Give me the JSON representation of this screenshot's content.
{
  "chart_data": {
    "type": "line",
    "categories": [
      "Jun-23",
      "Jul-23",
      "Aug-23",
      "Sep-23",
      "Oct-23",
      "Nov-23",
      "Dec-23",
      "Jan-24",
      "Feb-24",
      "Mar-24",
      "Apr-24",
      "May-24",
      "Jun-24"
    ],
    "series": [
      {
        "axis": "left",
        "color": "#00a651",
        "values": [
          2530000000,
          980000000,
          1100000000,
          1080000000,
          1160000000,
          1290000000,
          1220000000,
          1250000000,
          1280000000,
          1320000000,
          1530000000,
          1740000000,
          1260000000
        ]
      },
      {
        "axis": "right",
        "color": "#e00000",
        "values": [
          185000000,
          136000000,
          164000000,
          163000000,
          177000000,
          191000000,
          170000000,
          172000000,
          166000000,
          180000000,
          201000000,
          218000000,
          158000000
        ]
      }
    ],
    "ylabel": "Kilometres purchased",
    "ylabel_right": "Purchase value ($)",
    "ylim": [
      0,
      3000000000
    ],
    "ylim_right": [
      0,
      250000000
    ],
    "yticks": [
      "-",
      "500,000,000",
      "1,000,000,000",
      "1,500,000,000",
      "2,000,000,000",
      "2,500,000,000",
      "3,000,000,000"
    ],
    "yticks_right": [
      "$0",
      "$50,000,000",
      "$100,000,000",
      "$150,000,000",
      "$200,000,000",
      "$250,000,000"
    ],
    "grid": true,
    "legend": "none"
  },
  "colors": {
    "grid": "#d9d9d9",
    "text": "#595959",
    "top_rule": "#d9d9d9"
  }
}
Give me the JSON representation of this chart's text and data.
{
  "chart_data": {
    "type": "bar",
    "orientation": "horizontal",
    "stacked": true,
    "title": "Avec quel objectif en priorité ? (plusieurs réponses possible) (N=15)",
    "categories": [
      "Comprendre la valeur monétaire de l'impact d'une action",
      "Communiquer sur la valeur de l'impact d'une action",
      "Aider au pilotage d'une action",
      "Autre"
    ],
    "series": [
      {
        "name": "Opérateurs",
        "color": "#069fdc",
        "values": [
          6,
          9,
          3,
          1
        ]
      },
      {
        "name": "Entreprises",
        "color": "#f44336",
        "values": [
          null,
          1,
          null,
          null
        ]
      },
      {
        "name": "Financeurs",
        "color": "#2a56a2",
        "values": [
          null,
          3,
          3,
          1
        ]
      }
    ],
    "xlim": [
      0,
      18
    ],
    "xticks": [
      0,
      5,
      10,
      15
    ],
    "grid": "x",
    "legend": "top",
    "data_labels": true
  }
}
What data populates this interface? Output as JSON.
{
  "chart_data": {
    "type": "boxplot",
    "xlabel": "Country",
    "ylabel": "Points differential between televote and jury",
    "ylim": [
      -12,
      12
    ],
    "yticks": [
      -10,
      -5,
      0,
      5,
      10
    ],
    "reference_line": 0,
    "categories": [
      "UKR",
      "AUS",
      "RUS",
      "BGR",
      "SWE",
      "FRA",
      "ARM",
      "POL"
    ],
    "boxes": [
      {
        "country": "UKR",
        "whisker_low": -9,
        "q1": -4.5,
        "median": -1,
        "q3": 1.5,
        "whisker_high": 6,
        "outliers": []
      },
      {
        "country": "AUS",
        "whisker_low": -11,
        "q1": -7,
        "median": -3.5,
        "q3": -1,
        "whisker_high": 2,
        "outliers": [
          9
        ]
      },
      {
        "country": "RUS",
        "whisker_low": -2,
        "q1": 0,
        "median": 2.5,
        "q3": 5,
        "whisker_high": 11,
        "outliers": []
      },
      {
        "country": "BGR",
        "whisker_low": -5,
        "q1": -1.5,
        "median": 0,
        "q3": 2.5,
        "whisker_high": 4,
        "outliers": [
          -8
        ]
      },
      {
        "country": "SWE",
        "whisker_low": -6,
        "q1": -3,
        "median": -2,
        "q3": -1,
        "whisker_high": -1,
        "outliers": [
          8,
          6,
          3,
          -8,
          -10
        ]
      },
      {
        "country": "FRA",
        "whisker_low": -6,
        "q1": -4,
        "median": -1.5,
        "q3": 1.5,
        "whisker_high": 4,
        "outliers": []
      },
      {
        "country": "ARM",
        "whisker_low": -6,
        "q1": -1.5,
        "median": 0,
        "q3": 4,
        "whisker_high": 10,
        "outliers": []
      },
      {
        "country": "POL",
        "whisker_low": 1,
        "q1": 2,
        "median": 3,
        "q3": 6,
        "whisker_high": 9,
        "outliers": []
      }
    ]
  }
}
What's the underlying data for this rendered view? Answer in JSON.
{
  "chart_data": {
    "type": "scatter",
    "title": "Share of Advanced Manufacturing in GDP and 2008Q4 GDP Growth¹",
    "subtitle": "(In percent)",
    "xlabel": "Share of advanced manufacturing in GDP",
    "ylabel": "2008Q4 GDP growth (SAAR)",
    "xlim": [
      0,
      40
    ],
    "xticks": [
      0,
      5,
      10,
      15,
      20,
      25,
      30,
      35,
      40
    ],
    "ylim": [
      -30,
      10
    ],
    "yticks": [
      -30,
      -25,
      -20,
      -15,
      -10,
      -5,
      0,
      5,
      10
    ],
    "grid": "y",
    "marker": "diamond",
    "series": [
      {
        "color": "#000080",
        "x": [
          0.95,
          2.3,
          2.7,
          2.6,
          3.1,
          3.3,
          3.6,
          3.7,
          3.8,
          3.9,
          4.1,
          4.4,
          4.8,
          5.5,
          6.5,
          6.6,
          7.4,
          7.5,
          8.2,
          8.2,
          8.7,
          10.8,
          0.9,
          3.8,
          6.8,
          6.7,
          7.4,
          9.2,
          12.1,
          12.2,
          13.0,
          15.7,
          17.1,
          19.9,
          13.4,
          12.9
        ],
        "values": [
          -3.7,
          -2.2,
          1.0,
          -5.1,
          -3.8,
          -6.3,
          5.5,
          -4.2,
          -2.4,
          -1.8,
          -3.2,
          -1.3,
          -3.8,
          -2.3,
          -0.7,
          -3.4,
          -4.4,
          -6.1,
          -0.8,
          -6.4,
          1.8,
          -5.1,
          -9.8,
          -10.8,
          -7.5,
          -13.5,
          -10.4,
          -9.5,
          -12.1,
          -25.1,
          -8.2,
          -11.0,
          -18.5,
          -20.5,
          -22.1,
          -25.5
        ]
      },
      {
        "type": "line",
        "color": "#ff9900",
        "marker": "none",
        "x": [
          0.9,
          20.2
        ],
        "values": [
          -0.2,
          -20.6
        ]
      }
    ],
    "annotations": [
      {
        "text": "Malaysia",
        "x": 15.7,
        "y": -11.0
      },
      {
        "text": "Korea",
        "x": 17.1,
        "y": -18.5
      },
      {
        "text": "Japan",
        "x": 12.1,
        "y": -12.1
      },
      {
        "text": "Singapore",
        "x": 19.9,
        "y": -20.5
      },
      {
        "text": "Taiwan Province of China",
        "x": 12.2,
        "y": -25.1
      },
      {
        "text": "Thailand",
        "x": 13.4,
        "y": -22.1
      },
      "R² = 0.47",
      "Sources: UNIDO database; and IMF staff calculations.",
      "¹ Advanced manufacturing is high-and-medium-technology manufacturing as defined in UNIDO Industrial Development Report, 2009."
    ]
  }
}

• THE PROBLEM: Work out how many lines in the records above contain the word "this", and reply with that number alone.

• TASK SOLUTION: 4